BEGIN Extracted data

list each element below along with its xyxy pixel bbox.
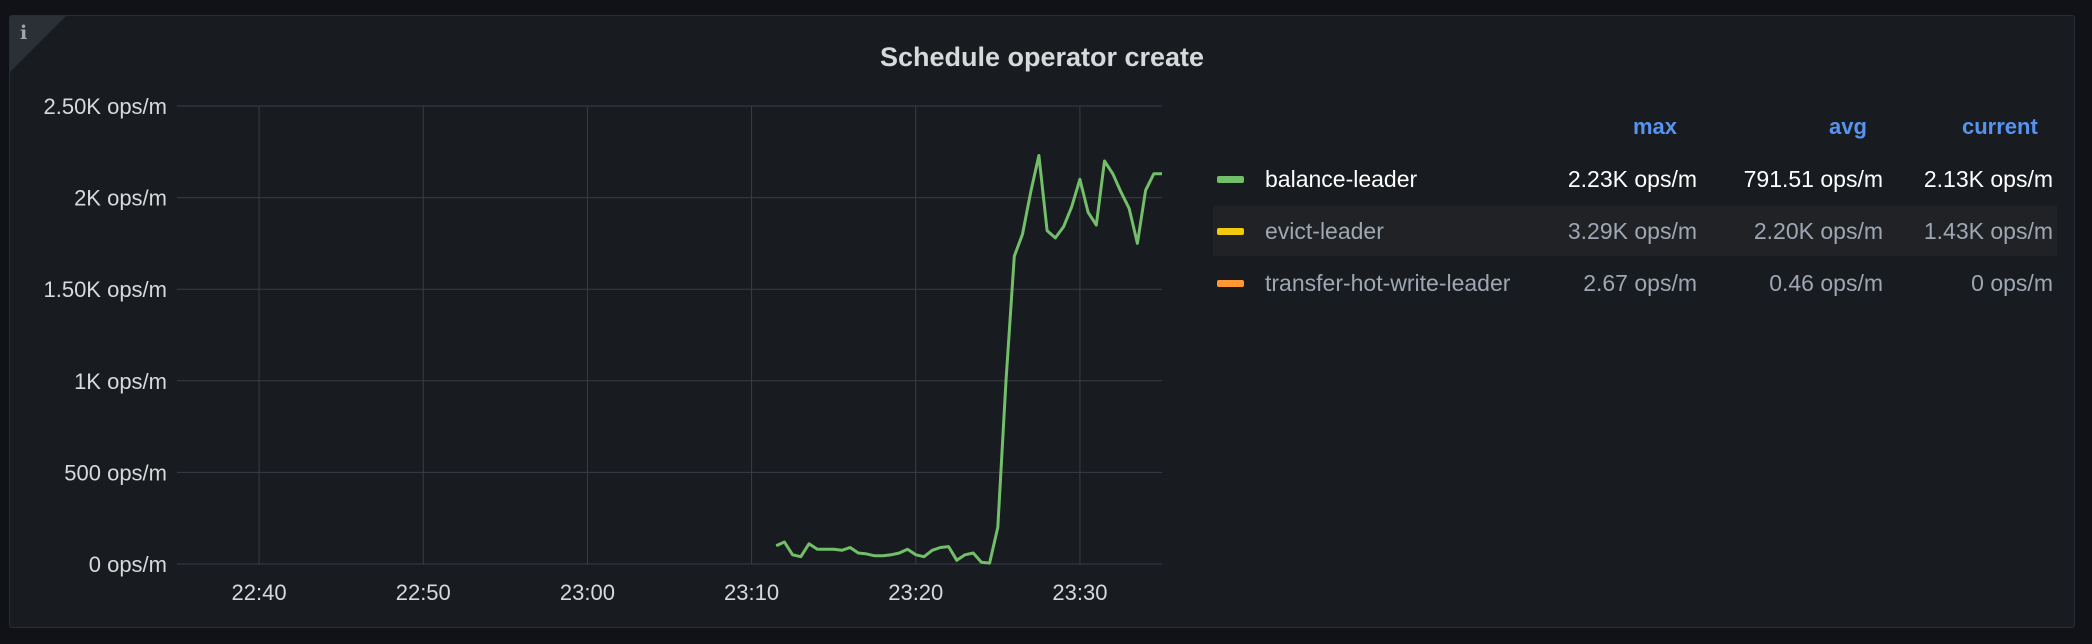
x-tick-label: 23:10: [724, 580, 779, 605]
y-tick-label: 0 ops/m: [89, 552, 167, 577]
legend-row[interactable]: evict-leader 3.29K ops/m 2.20K ops/m 1.4…: [1213, 206, 2057, 256]
legend-header-avg[interactable]: avg: [1829, 114, 1867, 139]
legend-current-value: 1.43K ops/m: [1923, 218, 2053, 244]
legend-row[interactable]: balance-leader 2.23K ops/m 791.51 ops/m …: [1213, 154, 2057, 204]
legend-series-name[interactable]: balance-leader: [1265, 166, 1418, 192]
y-tick-label: 1.50K ops/m: [43, 277, 167, 302]
chart-plot-area: 0 ops/m 500 ops/m 1K ops/m 1.50K ops/m 2K op…: [43, 94, 1162, 605]
y-tick-label: 2.50K ops/m: [43, 94, 167, 119]
y-tick-label: 1K ops/m: [74, 369, 167, 394]
legend-max-value: 2.67 ops/m: [1583, 270, 1697, 296]
x-tick-label: 22:50: [396, 580, 451, 605]
y-tick-label: 500 ops/m: [64, 460, 167, 485]
legend-header-current[interactable]: current: [1962, 114, 2038, 139]
legend-avg-value: 2.20K ops/m: [1753, 218, 1883, 244]
legend-swatch: [1217, 176, 1244, 183]
legend-series-name[interactable]: transfer-hot-write-leader: [1265, 270, 1511, 296]
panel-title[interactable]: Schedule operator create: [879, 42, 1205, 72]
legend-row[interactable]: transfer-hot-write-leader 2.67 ops/m 0.4…: [1213, 258, 2057, 308]
legend-header-max[interactable]: max: [1633, 114, 1678, 139]
legend-current-value: 2.13K ops/m: [1923, 166, 2053, 192]
legend-max-value: 2.23K ops/m: [1567, 166, 1697, 192]
legend-avg-value: 0.46 ops/m: [1769, 270, 1883, 296]
graph-panel: i Schedule operator create 0 ops/m 500 op…: [9, 15, 2075, 628]
legend-swatch: [1217, 280, 1244, 287]
info-icon[interactable]: i: [20, 22, 28, 44]
x-tick-label: 22:40: [232, 580, 287, 605]
legend-series-name[interactable]: evict-leader: [1265, 218, 1384, 244]
legend-max-value: 3.29K ops/m: [1567, 218, 1697, 244]
series-line-balance-leader: [775, 154, 1162, 565]
panel-info-corner[interactable]: [10, 16, 66, 72]
x-tick-label: 23:20: [888, 580, 943, 605]
legend-swatch: [1217, 228, 1244, 235]
y-tick-label: 2K ops/m: [74, 186, 167, 211]
x-tick-label: 23:30: [1052, 580, 1107, 605]
x-tick-label: 23:00: [560, 580, 615, 605]
legend-current-value: 0 ops/m: [1971, 270, 2053, 296]
legend-avg-value: 791.51 ops/m: [1743, 166, 1883, 192]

END Extracted data

* Exercise objective:
Show each line of the listing that contains the string "info", treating uppercase and lowercase as different.

* Answer to the exercise:
info-icon[interactable]: i: [20, 22, 28, 44]
panel-info-corner[interactable]: [10, 16, 66, 72]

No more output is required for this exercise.